● **What is required**: Beginning at the line that contains "Output the underlying", transcribe the remaining lines of the listing exactly; include the final line and omit everything before.

● **Record extracts**:
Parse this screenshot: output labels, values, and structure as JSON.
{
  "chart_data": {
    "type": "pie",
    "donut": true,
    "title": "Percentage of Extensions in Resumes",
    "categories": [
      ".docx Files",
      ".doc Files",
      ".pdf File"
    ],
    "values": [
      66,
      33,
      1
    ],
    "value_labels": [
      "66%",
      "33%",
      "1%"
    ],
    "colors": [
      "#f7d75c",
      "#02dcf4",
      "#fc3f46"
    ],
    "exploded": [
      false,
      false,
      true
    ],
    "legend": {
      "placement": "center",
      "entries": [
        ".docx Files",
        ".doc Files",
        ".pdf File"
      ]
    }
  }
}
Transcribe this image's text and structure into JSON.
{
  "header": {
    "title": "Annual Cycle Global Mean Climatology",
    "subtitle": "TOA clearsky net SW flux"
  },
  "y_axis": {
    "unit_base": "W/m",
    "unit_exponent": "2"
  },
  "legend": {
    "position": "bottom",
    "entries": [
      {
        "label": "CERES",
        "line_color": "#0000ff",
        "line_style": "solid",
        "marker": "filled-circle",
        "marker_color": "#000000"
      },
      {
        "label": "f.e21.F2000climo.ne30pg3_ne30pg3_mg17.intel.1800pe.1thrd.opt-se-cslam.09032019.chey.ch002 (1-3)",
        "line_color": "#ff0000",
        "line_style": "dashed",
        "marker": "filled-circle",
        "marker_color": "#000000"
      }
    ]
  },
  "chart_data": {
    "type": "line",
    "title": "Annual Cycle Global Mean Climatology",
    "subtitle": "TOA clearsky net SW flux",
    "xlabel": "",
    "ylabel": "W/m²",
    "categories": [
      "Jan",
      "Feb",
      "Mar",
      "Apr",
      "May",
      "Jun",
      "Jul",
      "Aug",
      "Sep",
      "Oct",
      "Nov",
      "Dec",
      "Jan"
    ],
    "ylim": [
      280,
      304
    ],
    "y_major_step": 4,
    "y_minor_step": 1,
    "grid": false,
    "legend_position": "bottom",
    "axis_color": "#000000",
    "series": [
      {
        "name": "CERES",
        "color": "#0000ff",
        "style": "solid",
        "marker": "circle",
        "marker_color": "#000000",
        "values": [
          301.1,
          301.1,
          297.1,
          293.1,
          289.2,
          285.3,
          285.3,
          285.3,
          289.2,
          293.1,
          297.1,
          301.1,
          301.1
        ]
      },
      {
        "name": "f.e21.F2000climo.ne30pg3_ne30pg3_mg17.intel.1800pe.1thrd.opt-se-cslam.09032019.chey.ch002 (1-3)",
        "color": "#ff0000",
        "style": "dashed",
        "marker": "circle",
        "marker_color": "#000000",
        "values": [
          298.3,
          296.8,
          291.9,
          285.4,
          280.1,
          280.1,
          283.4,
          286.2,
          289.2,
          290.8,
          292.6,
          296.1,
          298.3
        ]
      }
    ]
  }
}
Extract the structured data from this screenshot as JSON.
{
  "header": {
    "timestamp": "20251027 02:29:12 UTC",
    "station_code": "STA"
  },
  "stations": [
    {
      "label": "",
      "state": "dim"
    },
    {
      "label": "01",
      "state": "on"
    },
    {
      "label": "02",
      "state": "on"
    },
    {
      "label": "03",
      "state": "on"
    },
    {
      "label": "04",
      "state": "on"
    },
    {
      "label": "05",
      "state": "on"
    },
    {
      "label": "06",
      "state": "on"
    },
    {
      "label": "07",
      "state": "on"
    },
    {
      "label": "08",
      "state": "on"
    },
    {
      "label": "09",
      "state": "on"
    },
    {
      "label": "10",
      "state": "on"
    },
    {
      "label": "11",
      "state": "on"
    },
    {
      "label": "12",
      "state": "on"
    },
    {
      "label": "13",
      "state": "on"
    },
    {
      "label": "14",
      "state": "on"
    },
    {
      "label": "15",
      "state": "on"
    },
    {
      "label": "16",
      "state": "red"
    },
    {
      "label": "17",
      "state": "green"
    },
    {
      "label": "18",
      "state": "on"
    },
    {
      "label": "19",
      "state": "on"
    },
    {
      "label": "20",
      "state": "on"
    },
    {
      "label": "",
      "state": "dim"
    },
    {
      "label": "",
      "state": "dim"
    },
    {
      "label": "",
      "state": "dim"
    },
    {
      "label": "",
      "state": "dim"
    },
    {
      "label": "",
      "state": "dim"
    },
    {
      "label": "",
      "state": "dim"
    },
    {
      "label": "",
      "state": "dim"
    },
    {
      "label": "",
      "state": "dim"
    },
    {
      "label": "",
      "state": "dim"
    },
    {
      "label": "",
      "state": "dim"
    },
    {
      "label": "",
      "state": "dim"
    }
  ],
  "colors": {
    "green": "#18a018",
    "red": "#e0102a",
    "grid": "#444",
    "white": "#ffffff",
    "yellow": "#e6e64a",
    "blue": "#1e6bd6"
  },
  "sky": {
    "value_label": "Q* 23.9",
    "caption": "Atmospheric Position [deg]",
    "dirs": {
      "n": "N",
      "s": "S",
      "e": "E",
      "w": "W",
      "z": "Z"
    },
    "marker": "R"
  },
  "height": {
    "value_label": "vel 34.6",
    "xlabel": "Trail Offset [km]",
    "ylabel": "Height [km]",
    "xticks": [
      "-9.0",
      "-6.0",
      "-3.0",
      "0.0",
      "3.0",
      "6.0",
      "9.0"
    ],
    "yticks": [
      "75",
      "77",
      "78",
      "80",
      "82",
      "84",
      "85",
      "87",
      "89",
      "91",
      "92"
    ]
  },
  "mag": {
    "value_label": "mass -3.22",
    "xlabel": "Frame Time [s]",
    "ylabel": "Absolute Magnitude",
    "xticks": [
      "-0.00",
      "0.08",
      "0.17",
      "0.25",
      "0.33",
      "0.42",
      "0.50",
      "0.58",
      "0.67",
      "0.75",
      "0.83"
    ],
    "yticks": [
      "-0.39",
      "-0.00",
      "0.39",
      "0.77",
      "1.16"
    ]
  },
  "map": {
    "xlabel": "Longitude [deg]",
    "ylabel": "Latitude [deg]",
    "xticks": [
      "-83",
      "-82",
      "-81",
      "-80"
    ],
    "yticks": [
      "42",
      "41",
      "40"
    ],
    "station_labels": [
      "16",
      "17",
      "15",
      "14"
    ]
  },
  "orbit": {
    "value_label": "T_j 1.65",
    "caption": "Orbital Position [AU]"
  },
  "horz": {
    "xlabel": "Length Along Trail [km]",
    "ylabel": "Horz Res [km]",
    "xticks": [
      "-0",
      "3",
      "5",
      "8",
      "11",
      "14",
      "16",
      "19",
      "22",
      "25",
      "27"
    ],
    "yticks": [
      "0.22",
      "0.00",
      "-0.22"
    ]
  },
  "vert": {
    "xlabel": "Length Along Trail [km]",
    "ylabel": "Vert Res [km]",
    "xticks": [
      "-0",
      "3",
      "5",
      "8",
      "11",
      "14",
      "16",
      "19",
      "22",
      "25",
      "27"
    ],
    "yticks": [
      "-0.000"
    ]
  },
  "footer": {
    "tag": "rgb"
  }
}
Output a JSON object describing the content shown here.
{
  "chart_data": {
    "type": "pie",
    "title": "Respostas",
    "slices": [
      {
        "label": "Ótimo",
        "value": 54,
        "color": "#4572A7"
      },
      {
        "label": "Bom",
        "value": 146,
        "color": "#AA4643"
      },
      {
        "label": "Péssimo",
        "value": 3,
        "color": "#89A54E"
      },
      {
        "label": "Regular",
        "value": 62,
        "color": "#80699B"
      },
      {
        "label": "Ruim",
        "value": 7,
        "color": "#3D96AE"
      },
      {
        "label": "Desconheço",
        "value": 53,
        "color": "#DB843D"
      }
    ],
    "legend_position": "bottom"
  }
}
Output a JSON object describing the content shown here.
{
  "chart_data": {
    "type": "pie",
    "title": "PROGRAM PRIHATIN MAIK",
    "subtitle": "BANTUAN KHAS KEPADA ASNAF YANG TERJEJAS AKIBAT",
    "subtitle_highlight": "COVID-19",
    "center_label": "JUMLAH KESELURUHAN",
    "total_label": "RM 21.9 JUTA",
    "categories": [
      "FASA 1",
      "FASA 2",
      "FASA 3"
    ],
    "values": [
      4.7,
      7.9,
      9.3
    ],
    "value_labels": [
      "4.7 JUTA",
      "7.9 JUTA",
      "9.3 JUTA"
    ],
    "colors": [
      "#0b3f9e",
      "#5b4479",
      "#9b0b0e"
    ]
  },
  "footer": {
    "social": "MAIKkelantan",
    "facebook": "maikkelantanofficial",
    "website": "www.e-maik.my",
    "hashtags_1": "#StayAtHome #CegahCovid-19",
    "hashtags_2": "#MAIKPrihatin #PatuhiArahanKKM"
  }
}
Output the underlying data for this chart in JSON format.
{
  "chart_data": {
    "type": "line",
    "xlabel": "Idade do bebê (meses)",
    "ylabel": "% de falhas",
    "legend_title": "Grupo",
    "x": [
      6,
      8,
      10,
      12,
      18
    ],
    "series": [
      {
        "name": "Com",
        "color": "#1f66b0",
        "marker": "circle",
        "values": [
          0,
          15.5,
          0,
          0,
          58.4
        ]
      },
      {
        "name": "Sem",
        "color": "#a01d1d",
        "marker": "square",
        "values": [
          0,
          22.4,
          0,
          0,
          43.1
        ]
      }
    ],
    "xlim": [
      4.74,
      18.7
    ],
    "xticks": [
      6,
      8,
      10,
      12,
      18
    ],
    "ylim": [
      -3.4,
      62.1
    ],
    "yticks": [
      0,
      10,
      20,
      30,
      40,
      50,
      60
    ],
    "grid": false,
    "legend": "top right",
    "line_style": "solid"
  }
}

● **Solution to the problem**:
Output the underlying data for this chart in JSON format.
{
  "chart_data": {
    "type": "line",
    "xlabel": "Idade do bebê (meses)",
    "ylabel": "% de falhas",
    "legend_title": "Grupo",
    "x": [
      6,
      8,
      10,
      12,
      18
    ],
    "series": [
      {
        "name": "Com",
        "color": "#1f66b0",
        "marker": "circle",
        "values": [
          0,
          15.5,
          0,
          0,
          58.4
        ]
      },
      {
        "name": "Sem",
        "color": "#a01d1d",
        "marker": "square",
        "values": [
          0,
          22.4,
          0,
          0,
          43.1
        ]
      }
    ],
    "xlim": [
      4.74,
      18.7
    ],
    "xticks": [
      6,
      8,
      10,
      12,
      18
    ],
    "ylim": [
      -3.4,
      62.1
    ],
    "yticks": [
      0,
      10,
      20,
      30,
      40,
      50,
      60
    ],
    "grid": false,
    "legend": "top right",
    "line_style": "solid"
  }
}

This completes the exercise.